[Extracted records]
==================================================
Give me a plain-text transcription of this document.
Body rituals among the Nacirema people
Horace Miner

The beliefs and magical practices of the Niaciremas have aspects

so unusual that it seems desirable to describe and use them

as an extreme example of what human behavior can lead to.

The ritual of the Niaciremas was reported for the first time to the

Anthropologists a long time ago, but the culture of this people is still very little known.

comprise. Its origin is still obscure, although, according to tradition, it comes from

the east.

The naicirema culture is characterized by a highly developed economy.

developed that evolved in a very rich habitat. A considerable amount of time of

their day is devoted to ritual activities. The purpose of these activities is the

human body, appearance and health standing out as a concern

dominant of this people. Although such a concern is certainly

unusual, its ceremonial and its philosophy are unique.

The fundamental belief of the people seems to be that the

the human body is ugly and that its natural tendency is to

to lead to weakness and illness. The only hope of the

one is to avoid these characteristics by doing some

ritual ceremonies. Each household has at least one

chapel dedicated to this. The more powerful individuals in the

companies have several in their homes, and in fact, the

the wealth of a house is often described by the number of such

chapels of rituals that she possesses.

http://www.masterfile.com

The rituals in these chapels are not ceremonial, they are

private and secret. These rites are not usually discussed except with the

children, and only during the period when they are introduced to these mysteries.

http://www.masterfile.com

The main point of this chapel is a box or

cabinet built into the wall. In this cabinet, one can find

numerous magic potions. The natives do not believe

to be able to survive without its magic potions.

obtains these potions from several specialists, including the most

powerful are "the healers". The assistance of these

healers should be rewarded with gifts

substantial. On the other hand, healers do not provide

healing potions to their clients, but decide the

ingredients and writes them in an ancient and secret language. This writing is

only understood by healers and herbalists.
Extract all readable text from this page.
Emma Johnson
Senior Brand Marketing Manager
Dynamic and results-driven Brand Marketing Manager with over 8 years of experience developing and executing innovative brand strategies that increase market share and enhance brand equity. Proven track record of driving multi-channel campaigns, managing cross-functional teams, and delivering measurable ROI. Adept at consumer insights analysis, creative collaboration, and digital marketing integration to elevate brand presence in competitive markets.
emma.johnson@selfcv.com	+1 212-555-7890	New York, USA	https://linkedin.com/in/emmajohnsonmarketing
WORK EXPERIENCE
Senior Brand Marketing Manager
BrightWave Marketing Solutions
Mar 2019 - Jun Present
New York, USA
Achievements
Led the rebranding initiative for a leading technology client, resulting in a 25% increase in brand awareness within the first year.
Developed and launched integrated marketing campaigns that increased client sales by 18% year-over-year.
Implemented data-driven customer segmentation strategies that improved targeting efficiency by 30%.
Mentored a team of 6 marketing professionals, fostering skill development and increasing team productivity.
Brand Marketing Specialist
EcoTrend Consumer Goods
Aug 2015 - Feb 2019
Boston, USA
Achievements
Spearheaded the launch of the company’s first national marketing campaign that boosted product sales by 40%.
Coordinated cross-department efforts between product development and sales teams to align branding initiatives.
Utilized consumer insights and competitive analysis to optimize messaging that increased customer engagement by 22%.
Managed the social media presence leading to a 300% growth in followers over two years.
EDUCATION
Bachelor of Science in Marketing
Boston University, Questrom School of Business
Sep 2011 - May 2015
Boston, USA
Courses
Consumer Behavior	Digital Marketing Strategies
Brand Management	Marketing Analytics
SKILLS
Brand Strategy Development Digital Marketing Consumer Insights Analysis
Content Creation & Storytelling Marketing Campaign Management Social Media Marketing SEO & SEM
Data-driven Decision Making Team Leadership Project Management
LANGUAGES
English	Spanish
==================================================
## What the exercise asks
Set down all of the entries exactly, please.

## Written response
Give me a plain-text transcription of this document.
Body rituals among the Nacirema people
Horace Miner

The beliefs and magical practices of the Niaciremas have aspects

so unusual that it seems desirable to describe and use them

as an extreme example of what human behavior can lead to.

The ritual of the Niaciremas was reported for the first time to the

Anthropologists a long time ago, but the culture of this people is still very little known.

comprise. Its origin is still obscure, although, according to tradition, it comes from

the east.

The naicirema culture is characterized by a highly developed economy.

developed that evolved in a very rich habitat. A considerable amount of time of

their day is devoted to ritual activities. The purpose of these activities is the

human body, appearance and health standing out as a concern

dominant of this people. Although such a concern is certainly

unusual, its ceremonial and its philosophy are unique.

The fundamental belief of the people seems to be that the

the human body is ugly and that its natural tendency is to

to lead to weakness and illness. The only hope of the

one is to avoid these characteristics by doing some

ritual ceremonies. Each household has at least one

chapel dedicated to this. The more powerful individuals in the

companies have several in their homes, and in fact, the

the wealth of a house is often described by the number of such

chapels of rituals that she possesses.

http://www.masterfile.com

The rituals in these chapels are not ceremonial, they are

private and secret. These rites are not usually discussed except with the

children, and only during the period when they are introduced to these mysteries.

http://www.masterfile.com

The main point of this chapel is a box or

cabinet built into the wall. In this cabinet, one can find

numerous magic potions. The natives do not believe

to be able to survive without its magic potions.

obtains these potions from several specialists, including the most

powerful are "the healers". The assistance of these

healers should be rewarded with gifts

substantial. On the other hand, healers do not provide

healing potions to their clients, but decide the

ingredients and writes them in an ancient and secret language. This writing is

only understood by healers and herbalists.
Extract all readable text from this page.
Emma Johnson
Senior Brand Marketing Manager
Dynamic and results-driven Brand Marketing Manager with over 8 years of experience developing and executing innovative brand strategies that increase market share and enhance brand equity. Proven track record of driving multi-channel campaigns, managing cross-functional teams, and delivering measurable ROI. Adept at consumer insights analysis, creative collaboration, and digital marketing integration to elevate brand presence in competitive markets.
emma.johnson@selfcv.com	+1 212-555-7890	New York, USA	https://linkedin.com/in/emmajohnsonmarketing
WORK EXPERIENCE
Senior Brand Marketing Manager
BrightWave Marketing Solutions
Mar 2019 - Jun Present
New York, USA
Achievements
Led the rebranding initiative for a leading technology client, resulting in a 25% increase in brand awareness within the first year.
Developed and launched integrated marketing campaigns that increased client sales by 18% year-over-year.
Implemented data-driven customer segmentation strategies that improved targeting efficiency by 30%.
Mentored a team of 6 marketing professionals, fostering skill development and increasing team productivity.
Brand Marketing Specialist
EcoTrend Consumer Goods
Aug 2015 - Feb 2019
Boston, USA
Achievements
Spearheaded the launch of the company’s first national marketing campaign that boosted product sales by 40%.
Coordinated cross-department efforts between product development and sales teams to align branding initiatives.
Utilized consumer insights and competitive analysis to optimize messaging that increased customer engagement by 22%.
Managed the social media presence leading to a 300% growth in followers over two years.
EDUCATION
Bachelor of Science in Marketing
Boston University, Questrom School of Business
Sep 2011 - May 2015
Boston, USA
Courses
Consumer Behavior	Digital Marketing Strategies
Brand Management	Marketing Analytics
SKILLS
Brand Strategy Development Digital Marketing Consumer Insights Analysis
Content Creation & Storytelling Marketing Campaign Management Social Media Marketing SEO & SEM
Data-driven Decision Making Team Leadership Project Management
LANGUAGES
English	Spanish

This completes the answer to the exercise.